● SET PROBLEM:
Please write out again, unchanged, the rows that begin at the line containing "section-heading: 二、坚持不懈地推进农业农村工作快速健康发展 xyxy=(311,1510,1265,1561)" and run through the end of the rows, including both of those lines.
*** RECORDS PROVIDED
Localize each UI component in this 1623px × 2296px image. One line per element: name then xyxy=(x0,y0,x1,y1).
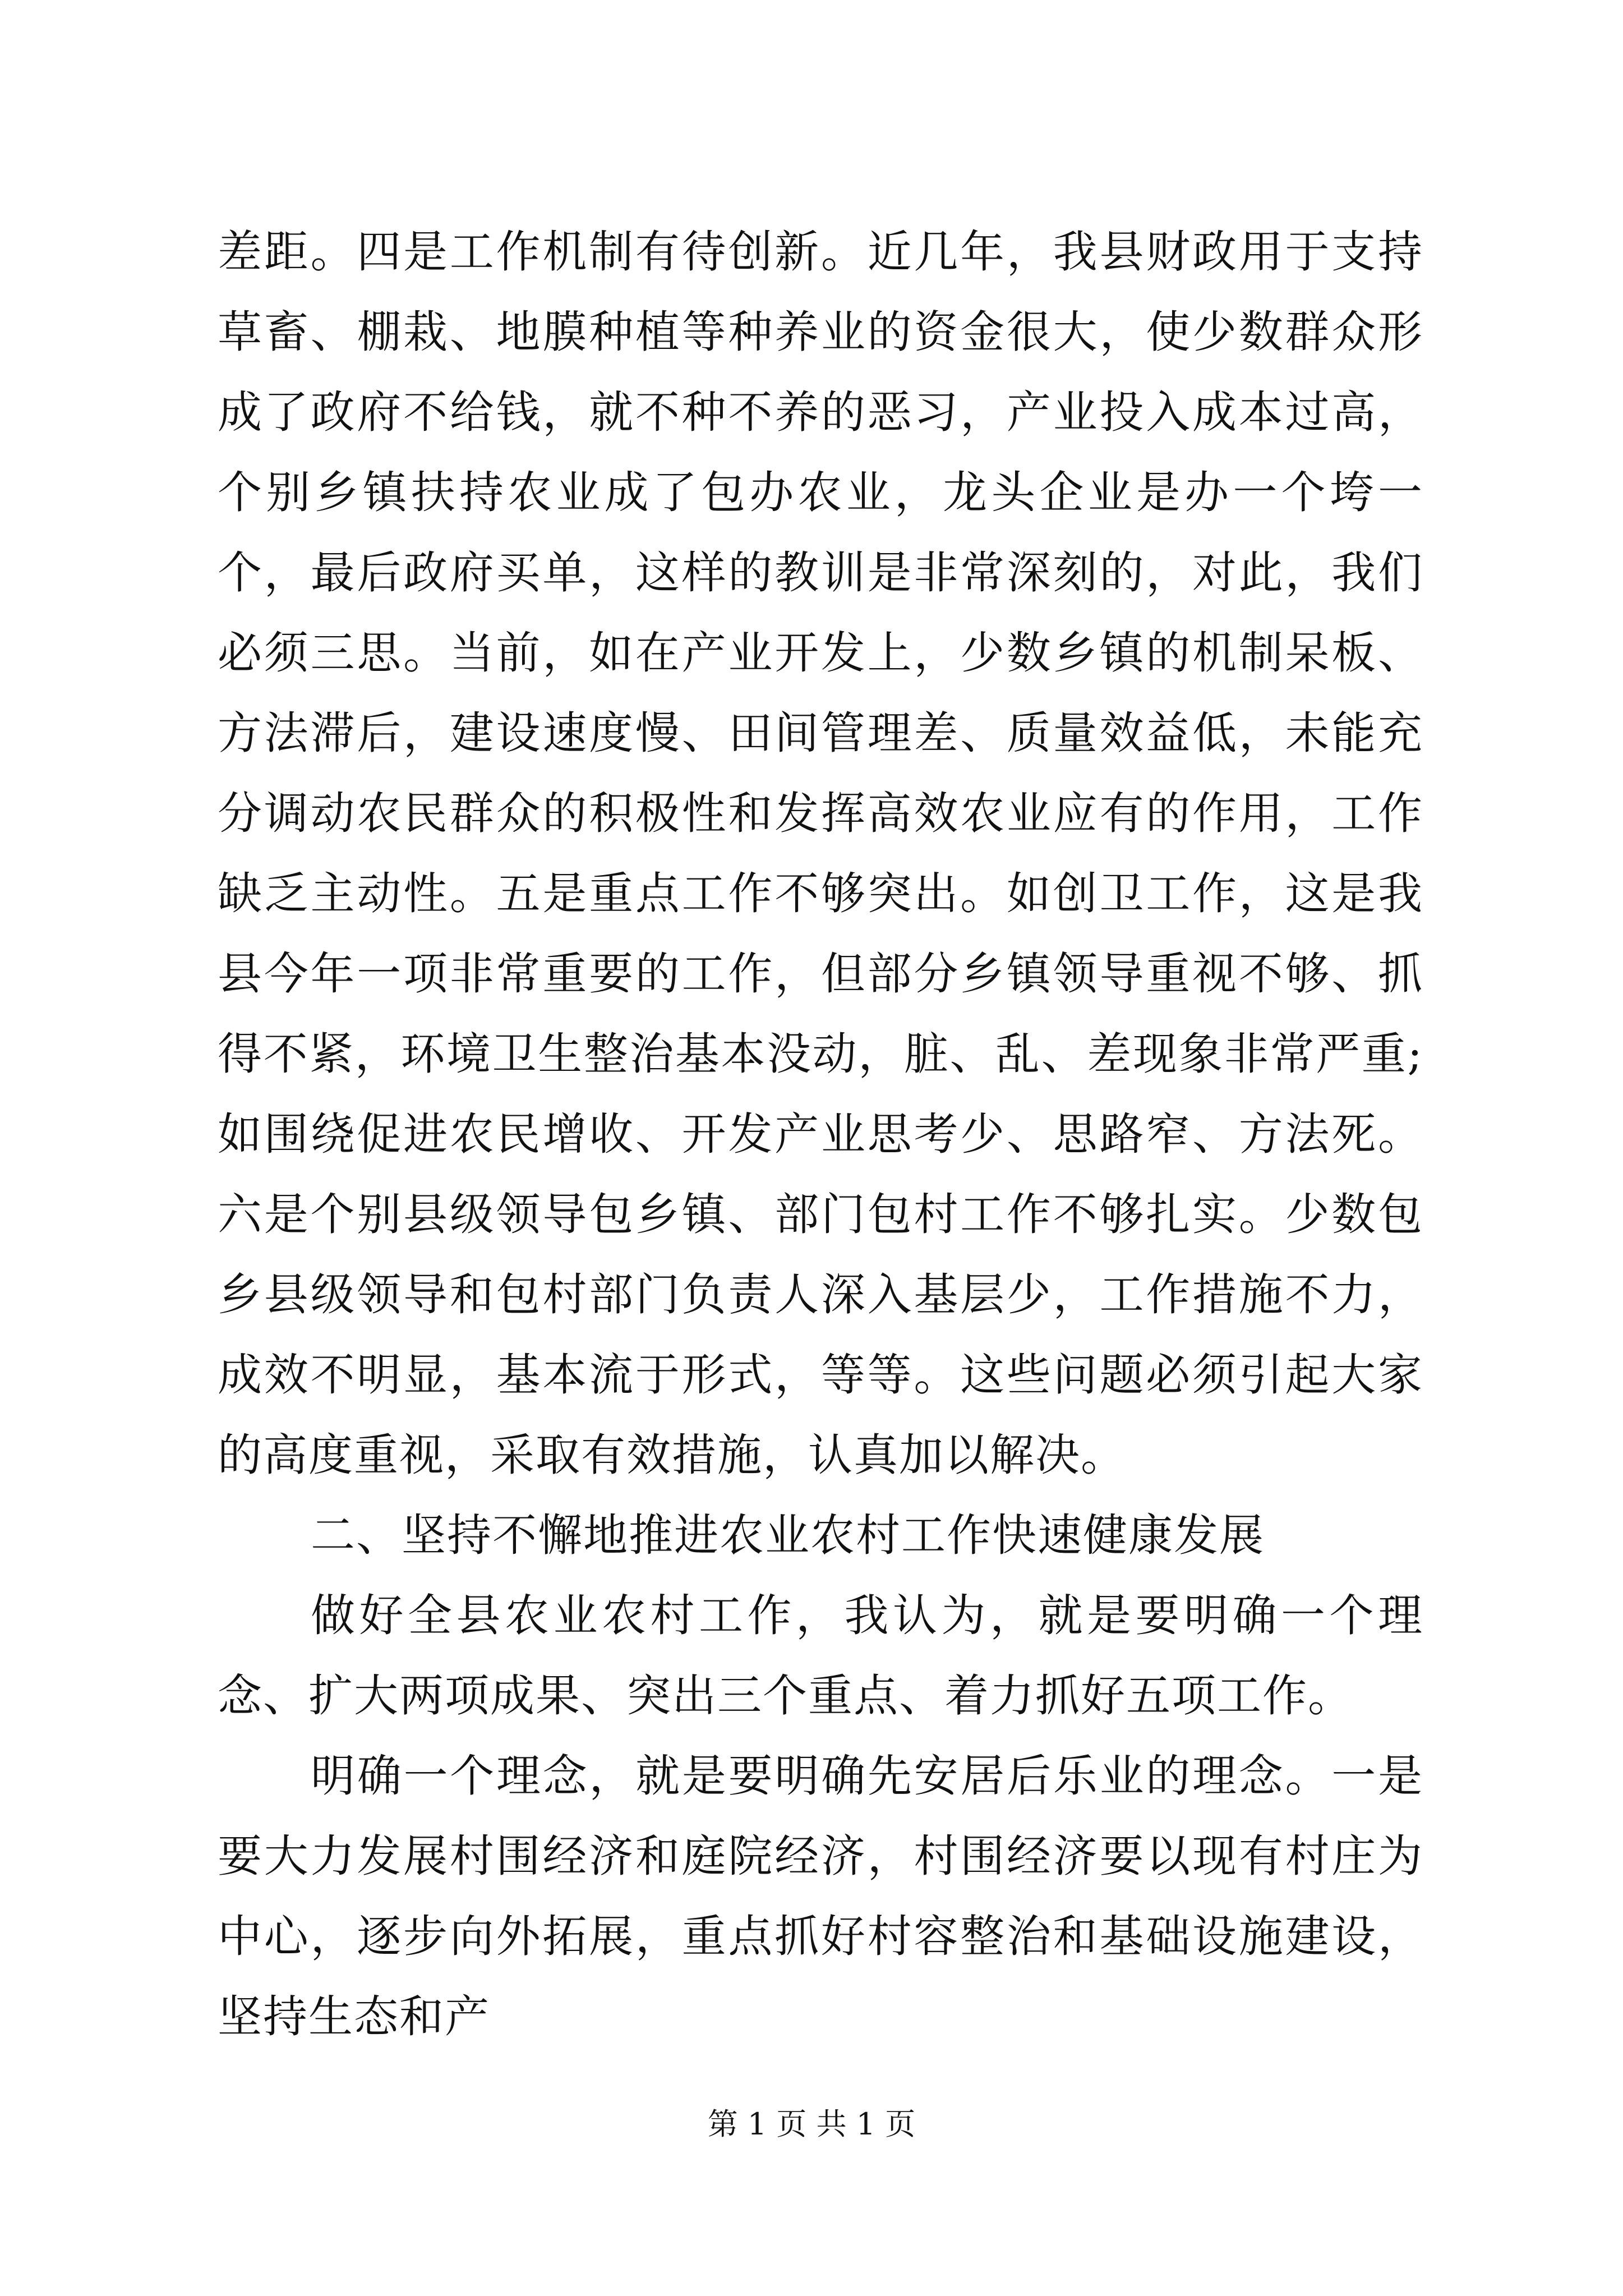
section-heading: 二、坚持不懈地推进农业农村工作快速健康发展 xyxy=(311,1510,1265,1561)
paragraph: 明确一个理念，就是要明确先安居后乐业的理念。一是要大力发展村围经济和庭院经济，村围经济要以现有村庄为中心，逐步向外拓展，重点抓好村容整治和基础设施建设，坚持生态和产 xyxy=(218,1750,1423,2042)
paragraph: 做好全县农业农村工作，我认为，就是要明确一个理念、扩大两项成果、突出三个重点、着力抓好五项工作。 xyxy=(218,1590,1423,1722)
paragraph-continuation: 差距。四是工作机制有待创新。近几年，我县财政用于支持草畜、棚栽、地膜种植等种养业的资金很大，使少数群众形成了政府不给钱，就不种不养的恶习，产业投入成本过高，个别乡镇扶持农业成了包办农业，龙头企业是办一个垮一个，最后政府买单，这样的教训是非常深刻的，对此，我们必须三思。当前，如在产业开发上，少数乡镇的机制呆板、方法滞后，建设速度慢、田间管理差、质量效益低，未能充分调动农民群众的积极性和发挥高效农业应有的作用，工作缺乏主动性。五是重点工作不够突出。如创卫工作，这是我县今年一项非常重要的工作，但部分乡镇领导重视不够、抓得不紧，环境卫生整治基本没动，脏、乱、差现象非常严重;如围绕促进农民增收、开发产业思考少、思路窄、方法死。六是个别县级领导包乡镇、部门包村工作不够扎实。少数包乡县级领导和包村部门负责人深入基层少，工作措施不力，成效不明显，基本流于形式，等等。这些问题必须引起大家的高度重视，采取有效措施，认真加以解决。 xyxy=(218,226,1423,1481)
document-body xyxy=(218,212,1423,2057)
page-footer: 第 1 页 共 1 页 xyxy=(707,2106,916,2142)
******
● RESPONSE:
section-heading: 二、坚持不懈地推进农业农村工作快速健康发展 xyxy=(311,1510,1265,1561)
paragraph: 明确一个理念，就是要明确先安居后乐业的理念。一是要大力发展村围经济和庭院经济，村围经济要以现有村庄为中心，逐步向外拓展，重点抓好村容整治和基础设施建设，坚持生态和产 xyxy=(218,1750,1423,2042)
paragraph: 做好全县农业农村工作，我认为，就是要明确一个理念、扩大两项成果、突出三个重点、着力抓好五项工作。 xyxy=(218,1590,1423,1722)
paragraph-continuation: 差距。四是工作机制有待创新。近几年，我县财政用于支持草畜、棚栽、地膜种植等种养业的资金很大，使少数群众形成了政府不给钱，就不种不养的恶习，产业投入成本过高，个别乡镇扶持农业成了包办农业，龙头企业是办一个垮一个，最后政府买单，这样的教训是非常深刻的，对此，我们必须三思。当前，如在产业开发上，少数乡镇的机制呆板、方法滞后，建设速度慢、田间管理差、质量效益低，未能充分调动农民群众的积极性和发挥高效农业应有的作用，工作缺乏主动性。五是重点工作不够突出。如创卫工作，这是我县今年一项非常重要的工作，但部分乡镇领导重视不够、抓得不紧，环境卫生整治基本没动，脏、乱、差现象非常严重;如围绕促进农民增收、开发产业思考少、思路窄、方法死。六是个别县级领导包乡镇、部门包村工作不够扎实。少数包乡县级领导和包村部门负责人深入基层少，工作措施不力，成效不明显，基本流于形式，等等。这些问题必须引起大家的高度重视，采取有效措施，认真加以解决。 xyxy=(218,226,1423,1481)
document-body xyxy=(218,212,1423,2057)
page-footer: 第 1 页 共 1 页 xyxy=(707,2106,916,2142)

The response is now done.